Apple defended itself against the allegations and said the lawsuit “threatens who we are and the principles that set Apple products apart in fiercely competitive markets.”
“If successful, [this lawsuit] would hinder our ability to create the kind of technology people expect from Apple—where hardware, software, and services intersect. It would also set a dangerous precedent, empowering government to take a heavy hand in designing people’s technology. We believe this lawsuit is wrong on the facts and the law, and we will vigorously defend against it,” Apple said in a statement.
The complaint alleges that Apple built a “dominant iPhone platform and ecosystem” and “rather than respond to competitive threats by offering lower smartphone prices to consumers or better monetization for developers” Apple imposed a “series of shapeshifting rules and restrictions” in its App Store, it alleged.
“It has deployed this playbook across many technologies, products, and services, including super apps, text messaging, smartwatches, and digital wallets, among many others,” the complaint states.
The complaint alleges Apple has used anticompetitive measures to keep users buying iPhones by limiting interoperability with devices and services by other companies.
For example, the government alleges Apple makes “third-party messaging apps on the iPhone worse generally and relatively” to Apple’s own default messaging app.
The complaint alleges Apple “undermines the quality of rival smartphones,” because if an iPhone user messages a non-iPhone user in Apple’s default messaging app, the text appears as a green bubble and has limited functionality, including displaying pixelated and grainy photos and keeping users from editing messages.

######

§ **Requests**
a) In the passage on the Apple lawsuit, how does a text from an iPhone user to a non-iPhone user appear in Apple's default messaging app?
b) Transcribe the stretch of rows from the first row through the row containing "option-a: A. －2 — [86, 583, 131, 601]", both ends included.

A sequence of records:
######

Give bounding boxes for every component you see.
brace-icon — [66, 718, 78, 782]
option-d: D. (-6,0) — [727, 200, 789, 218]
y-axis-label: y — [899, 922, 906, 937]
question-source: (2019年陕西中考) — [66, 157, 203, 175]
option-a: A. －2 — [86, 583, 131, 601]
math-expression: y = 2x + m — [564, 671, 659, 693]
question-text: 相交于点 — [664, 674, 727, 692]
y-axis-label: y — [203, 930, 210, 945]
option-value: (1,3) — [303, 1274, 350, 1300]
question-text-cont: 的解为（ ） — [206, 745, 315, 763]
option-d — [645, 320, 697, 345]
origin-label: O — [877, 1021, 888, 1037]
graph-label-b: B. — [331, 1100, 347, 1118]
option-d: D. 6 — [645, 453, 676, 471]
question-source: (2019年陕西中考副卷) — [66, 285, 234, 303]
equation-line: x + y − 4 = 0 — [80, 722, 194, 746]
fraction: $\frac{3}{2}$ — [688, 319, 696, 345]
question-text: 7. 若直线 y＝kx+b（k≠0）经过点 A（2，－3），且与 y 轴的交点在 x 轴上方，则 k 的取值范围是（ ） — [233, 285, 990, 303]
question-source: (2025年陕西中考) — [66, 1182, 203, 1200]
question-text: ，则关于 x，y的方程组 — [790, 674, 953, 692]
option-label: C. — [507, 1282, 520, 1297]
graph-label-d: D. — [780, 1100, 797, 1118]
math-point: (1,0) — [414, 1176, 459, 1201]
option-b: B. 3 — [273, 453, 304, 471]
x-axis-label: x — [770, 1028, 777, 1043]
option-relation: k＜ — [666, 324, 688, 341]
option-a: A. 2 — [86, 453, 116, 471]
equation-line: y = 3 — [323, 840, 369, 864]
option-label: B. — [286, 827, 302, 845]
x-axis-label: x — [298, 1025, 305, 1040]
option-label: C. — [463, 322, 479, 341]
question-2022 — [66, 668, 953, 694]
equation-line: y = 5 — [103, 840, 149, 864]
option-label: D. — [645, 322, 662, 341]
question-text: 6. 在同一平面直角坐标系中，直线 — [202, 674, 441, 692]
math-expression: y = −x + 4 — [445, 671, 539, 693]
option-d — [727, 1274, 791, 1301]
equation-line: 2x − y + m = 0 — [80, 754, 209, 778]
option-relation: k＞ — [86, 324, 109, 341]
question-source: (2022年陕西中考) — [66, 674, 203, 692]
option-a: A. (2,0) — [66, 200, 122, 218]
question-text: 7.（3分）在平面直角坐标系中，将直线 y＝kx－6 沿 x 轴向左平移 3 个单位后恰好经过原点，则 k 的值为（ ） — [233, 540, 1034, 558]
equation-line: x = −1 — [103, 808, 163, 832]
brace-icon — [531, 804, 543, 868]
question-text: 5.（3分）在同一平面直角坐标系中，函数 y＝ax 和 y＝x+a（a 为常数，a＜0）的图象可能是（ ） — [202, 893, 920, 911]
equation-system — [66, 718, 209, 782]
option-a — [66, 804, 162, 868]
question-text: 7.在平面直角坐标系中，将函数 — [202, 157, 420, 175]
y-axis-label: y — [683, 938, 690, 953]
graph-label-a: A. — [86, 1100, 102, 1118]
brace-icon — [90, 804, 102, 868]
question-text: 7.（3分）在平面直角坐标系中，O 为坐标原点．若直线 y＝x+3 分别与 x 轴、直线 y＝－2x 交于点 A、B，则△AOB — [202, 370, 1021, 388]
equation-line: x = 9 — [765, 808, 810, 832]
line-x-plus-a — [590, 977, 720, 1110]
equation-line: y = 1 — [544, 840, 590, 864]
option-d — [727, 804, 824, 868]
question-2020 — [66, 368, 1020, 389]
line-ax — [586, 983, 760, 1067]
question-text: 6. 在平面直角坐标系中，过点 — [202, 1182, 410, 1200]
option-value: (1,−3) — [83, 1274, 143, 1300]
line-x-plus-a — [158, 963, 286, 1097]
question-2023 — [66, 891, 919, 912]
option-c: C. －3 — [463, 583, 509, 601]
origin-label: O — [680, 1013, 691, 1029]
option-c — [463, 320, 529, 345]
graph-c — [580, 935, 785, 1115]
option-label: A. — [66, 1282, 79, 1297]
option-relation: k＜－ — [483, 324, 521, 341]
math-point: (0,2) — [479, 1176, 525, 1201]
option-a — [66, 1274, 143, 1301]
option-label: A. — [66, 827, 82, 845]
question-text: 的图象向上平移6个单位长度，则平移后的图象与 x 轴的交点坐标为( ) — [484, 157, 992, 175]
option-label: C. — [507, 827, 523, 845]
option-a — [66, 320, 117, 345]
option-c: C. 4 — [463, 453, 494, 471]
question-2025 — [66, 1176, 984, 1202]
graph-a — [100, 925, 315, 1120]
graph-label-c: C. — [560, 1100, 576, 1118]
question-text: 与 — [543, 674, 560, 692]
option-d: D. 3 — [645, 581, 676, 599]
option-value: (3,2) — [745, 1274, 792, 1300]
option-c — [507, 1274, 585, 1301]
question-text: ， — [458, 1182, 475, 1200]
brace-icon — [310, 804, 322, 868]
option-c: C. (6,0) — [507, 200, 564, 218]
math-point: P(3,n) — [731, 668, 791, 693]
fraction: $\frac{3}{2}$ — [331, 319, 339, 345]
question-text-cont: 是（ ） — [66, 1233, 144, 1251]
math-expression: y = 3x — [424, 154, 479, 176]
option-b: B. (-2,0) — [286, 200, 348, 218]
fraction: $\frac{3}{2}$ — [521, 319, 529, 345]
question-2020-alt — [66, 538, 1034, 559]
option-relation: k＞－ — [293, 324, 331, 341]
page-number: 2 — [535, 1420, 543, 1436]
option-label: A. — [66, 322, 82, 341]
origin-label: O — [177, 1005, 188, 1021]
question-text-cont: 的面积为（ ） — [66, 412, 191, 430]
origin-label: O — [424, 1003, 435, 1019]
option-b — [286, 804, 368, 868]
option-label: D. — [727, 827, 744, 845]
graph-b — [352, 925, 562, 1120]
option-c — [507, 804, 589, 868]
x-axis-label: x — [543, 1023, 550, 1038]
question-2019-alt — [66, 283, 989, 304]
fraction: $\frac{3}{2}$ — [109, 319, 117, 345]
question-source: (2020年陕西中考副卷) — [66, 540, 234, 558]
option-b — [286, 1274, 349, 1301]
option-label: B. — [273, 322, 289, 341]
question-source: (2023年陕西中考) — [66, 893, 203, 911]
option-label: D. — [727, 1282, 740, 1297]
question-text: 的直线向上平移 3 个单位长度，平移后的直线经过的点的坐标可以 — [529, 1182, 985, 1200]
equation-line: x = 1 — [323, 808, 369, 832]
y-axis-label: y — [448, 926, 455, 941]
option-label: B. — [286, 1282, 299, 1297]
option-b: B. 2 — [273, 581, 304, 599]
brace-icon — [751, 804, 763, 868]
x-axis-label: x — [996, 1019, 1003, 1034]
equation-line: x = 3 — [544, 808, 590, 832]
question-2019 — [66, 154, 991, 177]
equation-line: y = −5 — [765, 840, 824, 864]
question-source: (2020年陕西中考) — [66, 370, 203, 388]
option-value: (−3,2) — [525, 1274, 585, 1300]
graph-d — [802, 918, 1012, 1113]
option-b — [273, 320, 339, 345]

######

§ **Responses by task**
a) It appears as a green bubble and has limited functionality.

b)
Give bounding boxes for every component you see.
brace-icon — [66, 718, 78, 782]
option-d: D. (-6,0) — [727, 200, 789, 218]
y-axis-label: y — [899, 922, 906, 937]
question-source: (2019年陕西中考) — [66, 157, 203, 175]
option-a: A. －2 — [86, 583, 131, 601]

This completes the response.